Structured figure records
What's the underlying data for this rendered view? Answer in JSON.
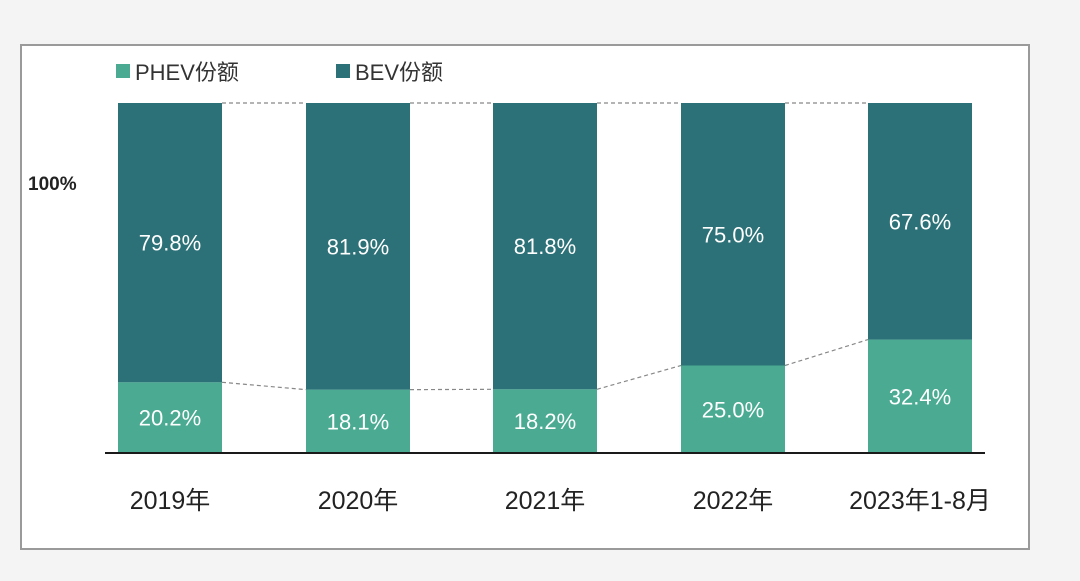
{
  "chart_data": {
    "type": "bar",
    "stacked": true,
    "categories": [
      "2019年",
      "2020年",
      "2021年",
      "2022年",
      "2023年1-8月"
    ],
    "series": [
      {
        "name": "PHEV份额",
        "values": [
          20.2,
          18.1,
          18.2,
          25.0,
          32.4
        ],
        "labels": [
          "20.2%",
          "18.1%",
          "18.2%",
          "25.0%",
          "32.4%"
        ],
        "color": "#4aab92"
      },
      {
        "name": "BEV份额",
        "values": [
          79.8,
          81.9,
          81.8,
          75.0,
          67.6
        ],
        "labels": [
          "79.8%",
          "81.9%",
          "81.8%",
          "75.0%",
          "67.6%"
        ],
        "color": "#2c7177"
      }
    ],
    "ytick_label": "100%",
    "ylim": [
      0,
      100
    ],
    "legend": "top-left",
    "grid": false,
    "series_lines": true
  }
}
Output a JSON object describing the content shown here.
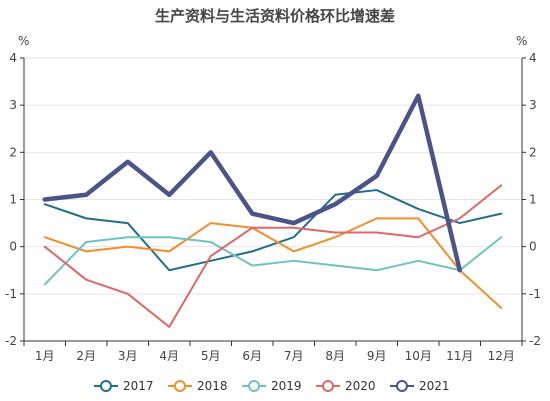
{
  "chart_data": {
    "type": "line",
    "title": "生产资料与生活资料价格环比增速差",
    "y_unit_left": "%",
    "y_unit_right": "%",
    "categories": [
      "1月",
      "2月",
      "3月",
      "4月",
      "5月",
      "6月",
      "7月",
      "8月",
      "9月",
      "10月",
      "11月",
      "12月"
    ],
    "ylim": [
      -2,
      4
    ],
    "yticks": [
      -2,
      -1,
      0,
      1,
      2,
      3,
      4
    ],
    "grid": true,
    "legend_position": "bottom",
    "series": [
      {
        "name": "2017",
        "color": "#1f6f8b",
        "values": [
          0.9,
          0.6,
          0.5,
          -0.5,
          -0.3,
          -0.1,
          0.2,
          1.1,
          1.2,
          0.8,
          0.5,
          0.7
        ]
      },
      {
        "name": "2018",
        "color": "#f28e2b",
        "values": [
          0.2,
          -0.1,
          0.0,
          -0.1,
          0.5,
          0.4,
          -0.1,
          0.2,
          0.6,
          0.6,
          -0.5,
          -1.3
        ]
      },
      {
        "name": "2019",
        "color": "#6cc3c1",
        "values": [
          -0.8,
          0.1,
          0.2,
          0.2,
          0.1,
          -0.4,
          -0.3,
          -0.4,
          -0.5,
          -0.3,
          -0.5,
          0.2
        ]
      },
      {
        "name": "2020",
        "color": "#e06666",
        "values": [
          0.0,
          -0.7,
          -1.0,
          -1.7,
          -0.2,
          0.4,
          0.4,
          0.3,
          0.3,
          0.2,
          0.6,
          1.3
        ]
      },
      {
        "name": "2021",
        "color": "#4a5489",
        "values": [
          1.0,
          1.1,
          1.8,
          1.1,
          2.0,
          0.7,
          0.5,
          0.9,
          1.5,
          3.2,
          -0.5,
          null
        ]
      }
    ]
  }
}
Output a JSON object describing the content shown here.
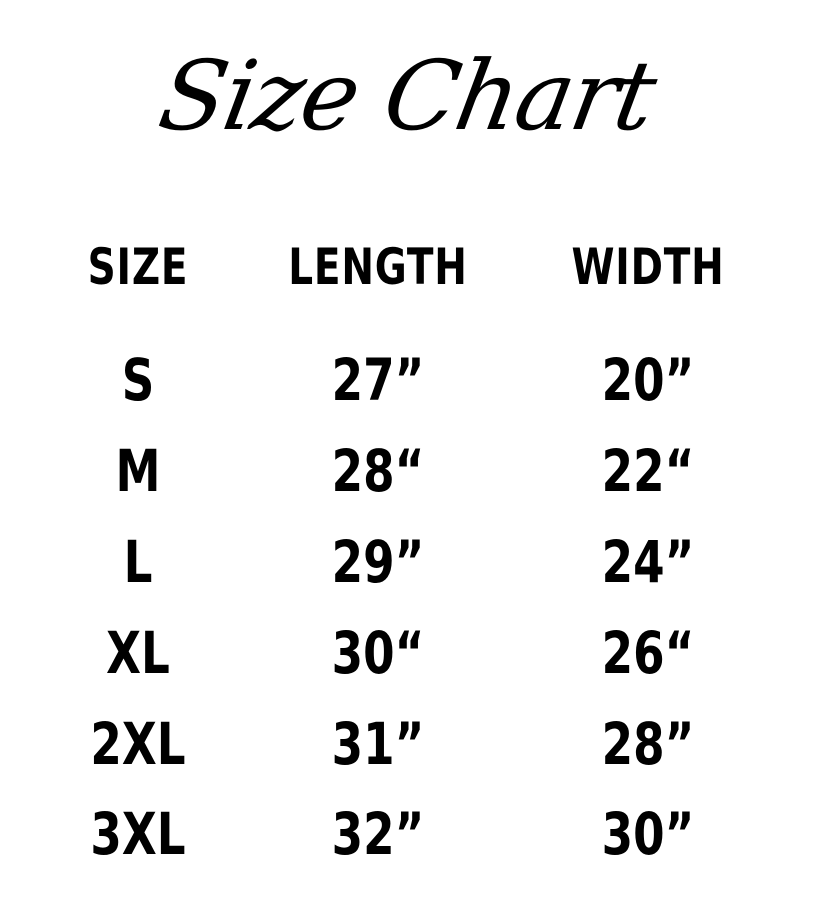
{
  "title": "Size Chart",
  "headers": [
    "SIZE",
    "LENGTH",
    "WIDTH"
  ],
  "rows": [
    [
      "S",
      "27”",
      "20”"
    ],
    [
      "M",
      "28“",
      "22“"
    ],
    [
      "L",
      "29”",
      "24”"
    ],
    [
      "XL",
      "30“",
      "26“"
    ],
    [
      "2XL",
      "31”",
      "28”"
    ],
    [
      "3XL",
      "32”",
      "30”"
    ]
  ]
}
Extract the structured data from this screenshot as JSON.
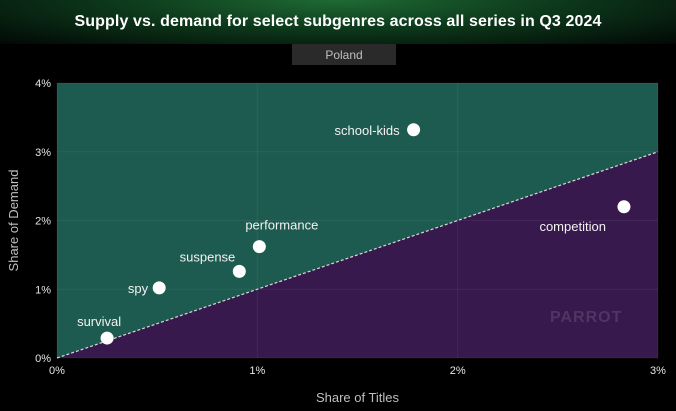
{
  "header": {
    "title": "Supply vs. demand for select subgenres across all series in Q3 2024"
  },
  "region_label": "Poland",
  "watermark": "PARROT",
  "colors": {
    "above_diagonal": "#1d5a50",
    "below_diagonal": "#38194e",
    "diagonal": "#d8d8d8",
    "point": "#ffffff",
    "title_bg": "#1f6b34"
  },
  "chart_data": {
    "type": "scatter",
    "xlabel": "Share of Titles",
    "ylabel": "Share of Demand",
    "xlim": [
      0,
      3
    ],
    "ylim": [
      0,
      4
    ],
    "x_ticks": [
      "0%",
      "1%",
      "2%",
      "3%"
    ],
    "y_ticks": [
      "0%",
      "1%",
      "2%",
      "3%",
      "4%"
    ],
    "reference_line": "y = x",
    "grid": true,
    "points": [
      {
        "label": "school-kids",
        "x": 1.78,
        "y": 3.32
      },
      {
        "label": "competition",
        "x": 2.83,
        "y": 2.2
      },
      {
        "label": "performance",
        "x": 1.01,
        "y": 1.62
      },
      {
        "label": "suspense",
        "x": 0.91,
        "y": 1.26
      },
      {
        "label": "spy",
        "x": 0.51,
        "y": 1.02
      },
      {
        "label": "survival",
        "x": 0.25,
        "y": 0.29
      }
    ]
  }
}
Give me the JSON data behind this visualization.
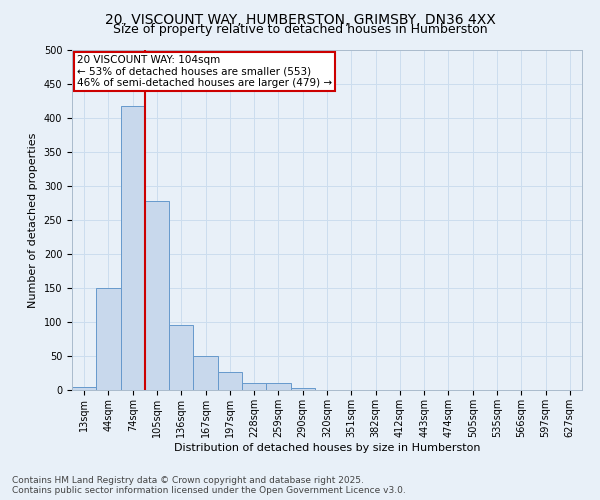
{
  "title_line1": "20, VISCOUNT WAY, HUMBERSTON, GRIMSBY, DN36 4XX",
  "title_line2": "Size of property relative to detached houses in Humberston",
  "xlabel": "Distribution of detached houses by size in Humberston",
  "ylabel": "Number of detached properties",
  "bar_color": "#c8d8ec",
  "bar_edge_color": "#6699cc",
  "categories": [
    "13sqm",
    "44sqm",
    "74sqm",
    "105sqm",
    "136sqm",
    "167sqm",
    "197sqm",
    "228sqm",
    "259sqm",
    "290sqm",
    "320sqm",
    "351sqm",
    "382sqm",
    "412sqm",
    "443sqm",
    "474sqm",
    "505sqm",
    "535sqm",
    "566sqm",
    "597sqm",
    "627sqm"
  ],
  "values": [
    5,
    150,
    418,
    278,
    95,
    50,
    27,
    10,
    10,
    3,
    0,
    0,
    0,
    0,
    0,
    0,
    0,
    0,
    0,
    0,
    0
  ],
  "annotation_box_text": "20 VISCOUNT WAY: 104sqm\n← 53% of detached houses are smaller (553)\n46% of semi-detached houses are larger (479) →",
  "annotation_box_color": "#ffffff",
  "annotation_box_edge_color": "#cc0000",
  "vline_x": 3,
  "vline_color": "#cc0000",
  "grid_color": "#ccddee",
  "background_color": "#e8f0f8",
  "footnote": "Contains HM Land Registry data © Crown copyright and database right 2025.\nContains public sector information licensed under the Open Government Licence v3.0.",
  "ylim": [
    0,
    500
  ],
  "yticks": [
    0,
    50,
    100,
    150,
    200,
    250,
    300,
    350,
    400,
    450,
    500
  ],
  "title_fontsize": 10,
  "subtitle_fontsize": 9,
  "axis_label_fontsize": 8,
  "tick_fontsize": 7,
  "annotation_fontsize": 7.5,
  "footnote_fontsize": 6.5
}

**Instructions for the task:** Each line that has the word "this" should be copied.

**The solution:**
What's the underlying data for this rendered view? Answer in JSON.
Extract the structured data from this screenshot as JSON.
Give me the JSON data behind this visualization.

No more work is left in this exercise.